START

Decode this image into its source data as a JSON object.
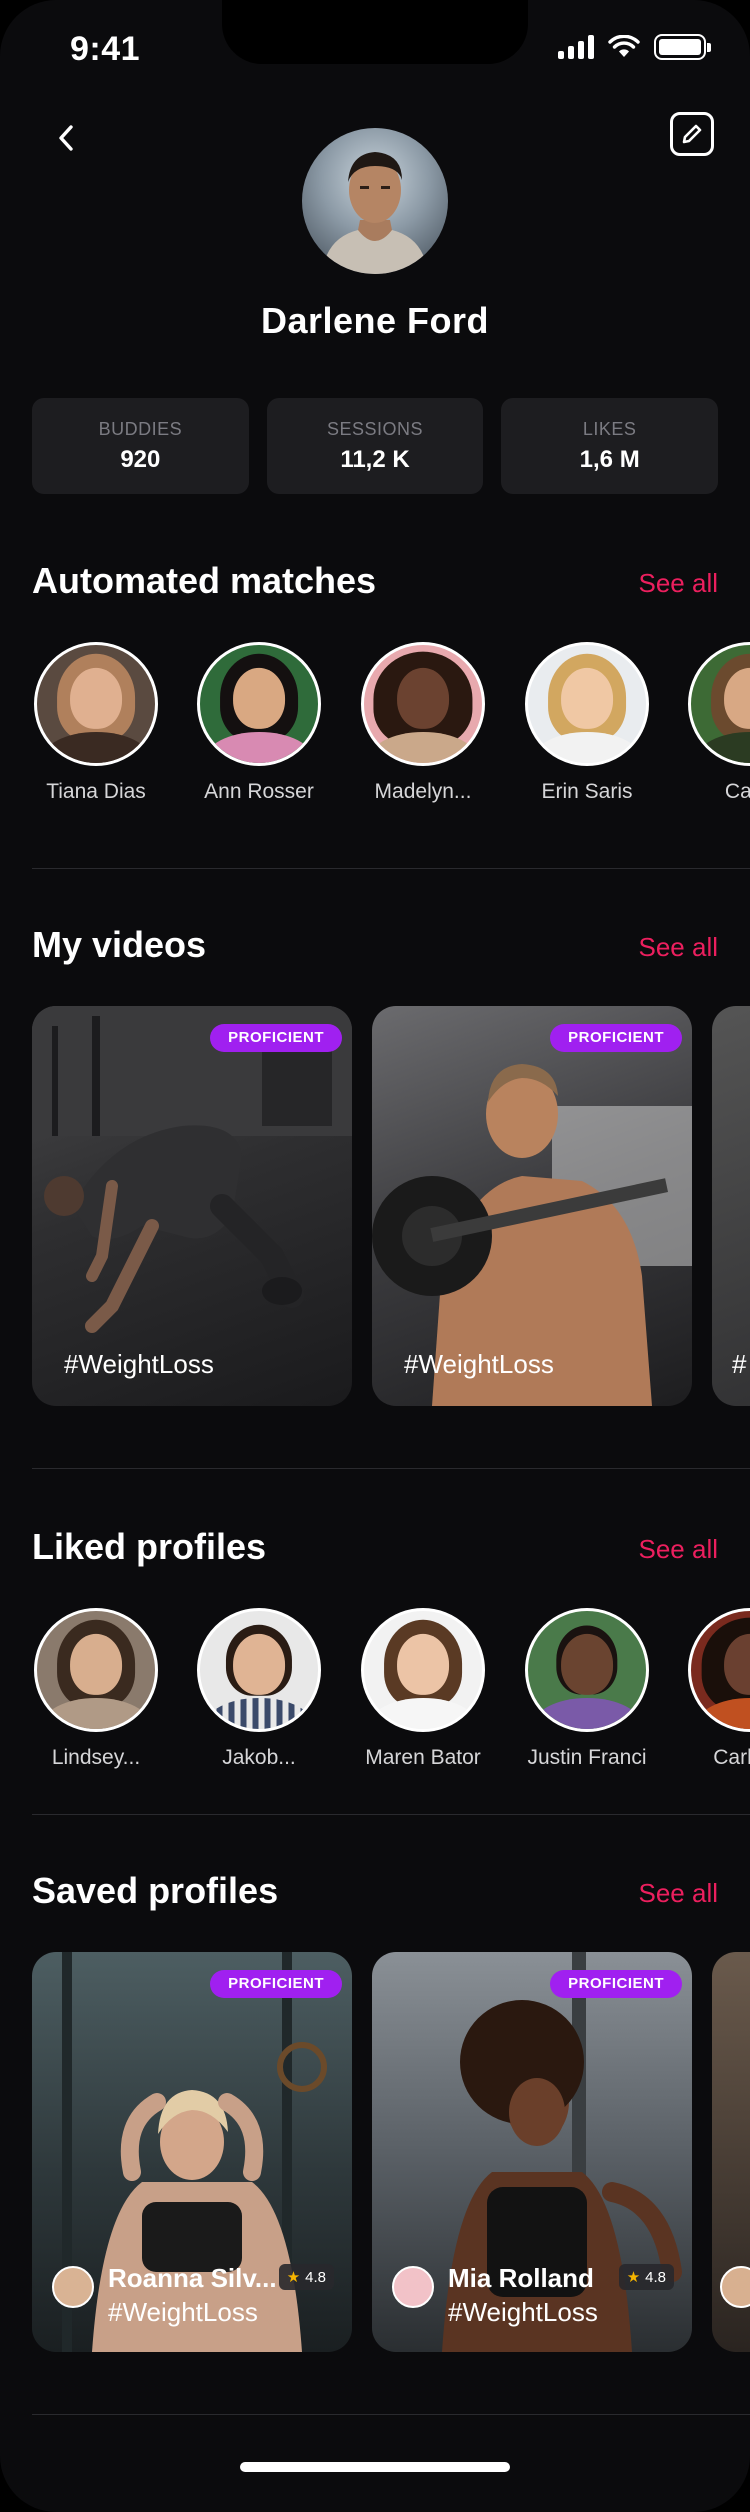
{
  "status_bar": {
    "time": "9:41"
  },
  "profile": {
    "name": "Darlene Ford"
  },
  "stats": [
    {
      "label": "BUDDIES",
      "value": "920"
    },
    {
      "label": "SESSIONS",
      "value": "11,2 K"
    },
    {
      "label": "LIKES",
      "value": "1,6 M"
    }
  ],
  "automated_matches": {
    "title": "Automated matches",
    "see_all": "See all",
    "items": [
      {
        "name": "Tiana Dias"
      },
      {
        "name": "Ann Rosser"
      },
      {
        "name": "Madelyn..."
      },
      {
        "name": "Erin Saris"
      },
      {
        "name": "Carla"
      }
    ]
  },
  "my_videos": {
    "title": "My videos",
    "see_all": "See all",
    "items": [
      {
        "badge": "PROFICIENT",
        "tag": "#WeightLoss"
      },
      {
        "badge": "PROFICIENT",
        "tag": "#WeightLoss"
      },
      {
        "badge": "",
        "tag": "#"
      }
    ]
  },
  "liked_profiles": {
    "title": "Liked profiles",
    "see_all": "See all",
    "items": [
      {
        "name": "Lindsey..."
      },
      {
        "name": "Jakob..."
      },
      {
        "name": "Maren Bator"
      },
      {
        "name": "Justin Franci"
      },
      {
        "name": "Carla M"
      }
    ]
  },
  "saved_profiles": {
    "title": "Saved profiles",
    "see_all": "See all",
    "items": [
      {
        "badge": "PROFICIENT",
        "name": "Roanna Silv...",
        "rating": "4.8",
        "tag": "#WeightLoss"
      },
      {
        "badge": "PROFICIENT",
        "name": "Mia Rolland",
        "rating": "4.8",
        "tag": "#WeightLoss"
      }
    ]
  },
  "colors": {
    "accent": "#ec1f5e",
    "badge": "#a020f0",
    "background": "#0b0b0d",
    "card": "#1d1d20"
  },
  "icons": {
    "back": "chevron-left-icon",
    "edit": "edit-icon",
    "star": "star-icon"
  }
}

END

▸ **Task objective**
Give the number of lines in the listing above that hold the string "label", with nothing else.

▸ **Result of this exercise**
3